Stated task — Quote these lines exactly: the one that holds "Type out the text in this image." and every line after it to the end of the material below. Skip pictures.
***** Task input
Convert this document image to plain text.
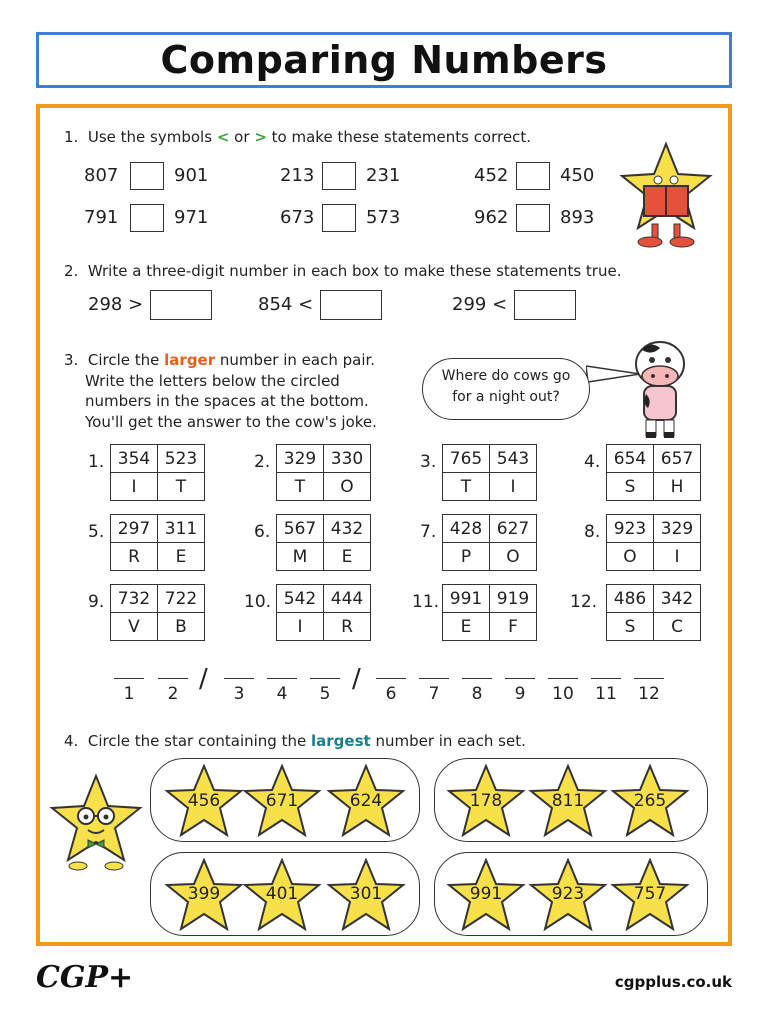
Comparing Numbers
1. Use the symbols < or > to make these statements correct.
807	901	213	231	452	450
791	971	673	573	962	893
2. Write a three-digit number in each box to make these statements true.
298 >	854 <	299 <
3. Circle the larger number in each pair.
Write the letters below the circled
numbers in the spaces at the bottom.
You'll get the answer to the cow's joke.
Where do cows go
for a night out?
1. 354	523
I	T
2. 329	330
T	O
3. 765	543
T	I
4. 654	657
S	H
5. 297	311
R	E
6. 567	432
M	E
7. 428	627
P	O
8. 923	329
O	I
9. 732	722
V	B
10. 542	444
I	R
11. 991	919
E	F
12. 486	342
S	C
1	2 /	3	4	5 /	6	7	8	9	10 11 12
4. Circle the star containing the largest number in each set.
456	671	624	178	811	265
399	401	301	991	923	757
CGP+	cgpplus.co.uk
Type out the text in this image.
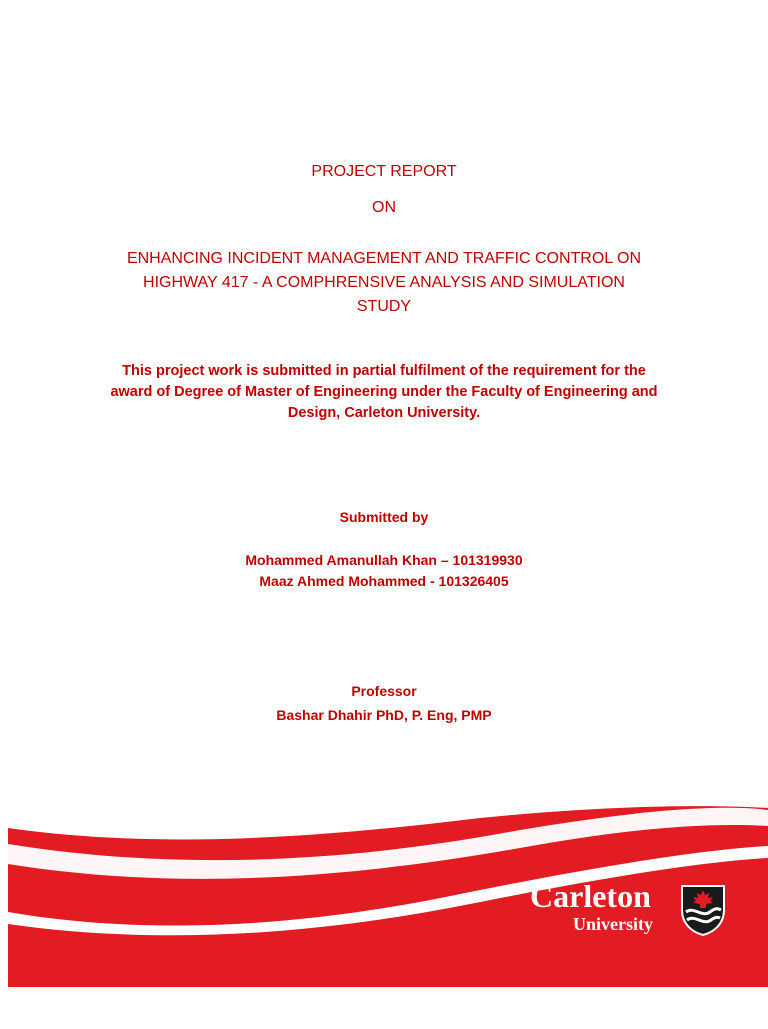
PROJECT REPORT
ON
ENHANCING INCIDENT MANAGEMENT AND TRAFFIC CONTROL ON
HIGHWAY 417 - A COMPHRENSIVE ANALYSIS AND SIMULATION
STUDY
This project work is submitted in partial fulfilment of the requirement for the
award of Degree of Master of Engineering under the Faculty of Engineering and
Design, Carleton University.
Submitted by
Mohammed Amanullah Khan – 101319930
Maaz Ahmed Mohammed - 101326405
Professor
Bashar Dhahir PhD, P. Eng, PMP
Carleton
University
**********
Output of the exercise —
Type out the text in this image.
PROJECT REPORT
ON
ENHANCING INCIDENT MANAGEMENT AND TRAFFIC CONTROL ON
HIGHWAY 417 - A COMPHRENSIVE ANALYSIS AND SIMULATION
STUDY
This project work is submitted in partial fulfilment of the requirement for the
award of Degree of Master of Engineering under the Faculty of Engineering and
Design, Carleton University.
Submitted by
Mohammed Amanullah Khan – 101319930
Maaz Ahmed Mohammed - 101326405
Professor
Bashar Dhahir PhD, P. Eng, PMP
Carleton
University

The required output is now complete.